## Objective 1
What time complexity does the game theory with probability text give for the new21_game function?
## Objective 2
Please output the game theory with probability text word for word, starting at "for i in range(1, n" and ending at "sum(dp[k:n + 1])".

## Quoted passage
5. Game Theory with Probability

New 21 Game

def new21_game(n: int, k: int, max_pts: int) -> float:
    """
    LeetCode 837 - New 21 Game
    
    Draw cards 1 to maxPts with equal probability until points ≥ k.
    Return probability that points ≤ n.
    
    Time: O(n + maxPts)
    """
    if k == 0 or n >= k + max_pts:
        return 1.0
    
    # dp[i] = probability of reaching exactly i points
    dp = [0.0] * (n + 1)
    dp[0] = 1.0
    
    window_sum = 1.0  # Sum of dp[i-maxPts:i]
    
    for i in range(1, n + 1):
        dp[i] = window_sum / max_pts
        
        if i < k:
            window_sum += dp[i]
        if i >= max_pts:
            window_sum -= dp[i - max_pts]
    
    return sum(dp[k:n + 1])


# Test
print(f"new21_game(21, 17, 10): {new21_game(21, 17, 10):.5f}")

Probability of Winning

def probability_of_winning(my_cards: List[int], opponent_cards: List[int]) -> float:
    """
    Probability of winning in a card comparison game.
    
    Each player draws one card, higher wins.
    Ties resolved by redraw.
    """
    wins = 0
    ties = 0
    total = len(my_cards) * len(opponent_cards)
    
    for my_card in my_cards:
        for opp_card in opponent_cards:
            if my_card > opp_card:
                wins += 1
            elif my_card == opp_card:
                ties += 1
    
    # P(win) = wins/total + ties/total × P(win)
    # P(win) × (1 - ties/total) = wins/total
    # P(win) = wins / (total - ties)
    
    if total == ties:
        return 0.5  # All ties
    return wins / (total - ties)

## Given information
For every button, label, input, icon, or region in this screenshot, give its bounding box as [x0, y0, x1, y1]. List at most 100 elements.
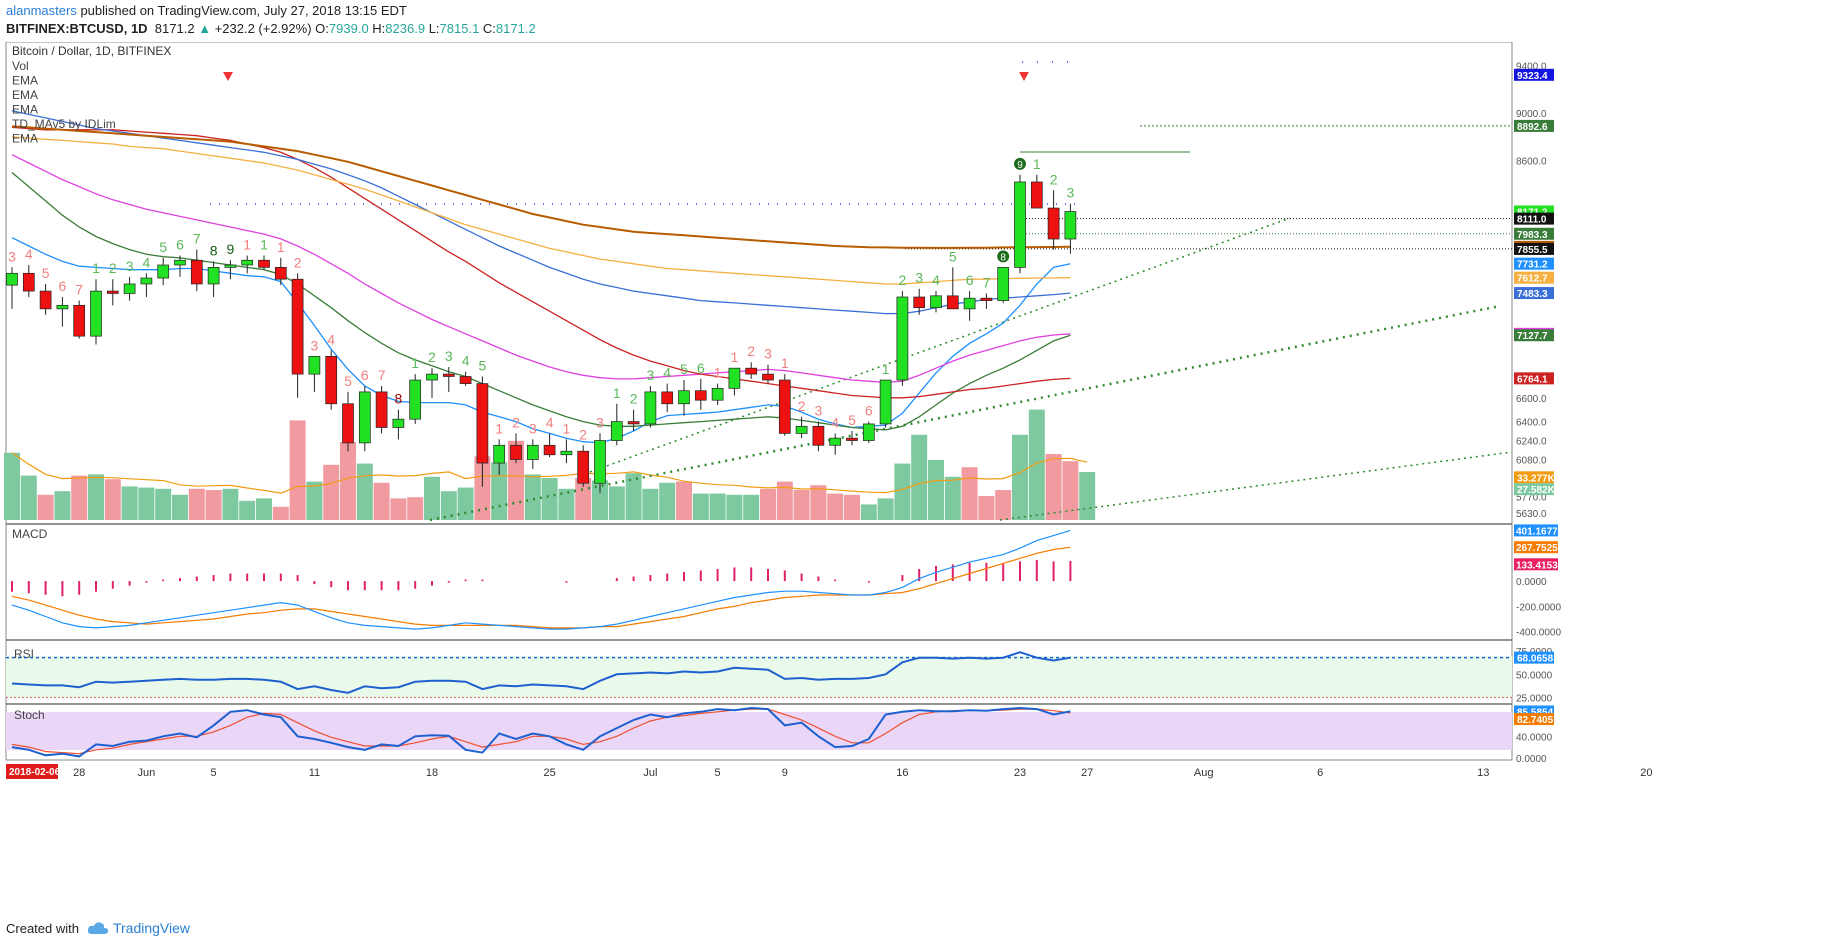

## Task result 1
O(n + maxPts)

## Task result 2
for i in range(1, n + 1):
        dp[i] = window_sum / max_pts
        
        if i < k:
            window_sum += dp[i]
        if i >= max_pts:
            window_sum -= dp[i - max_pts]
    
    return sum(dp[k:n + 1])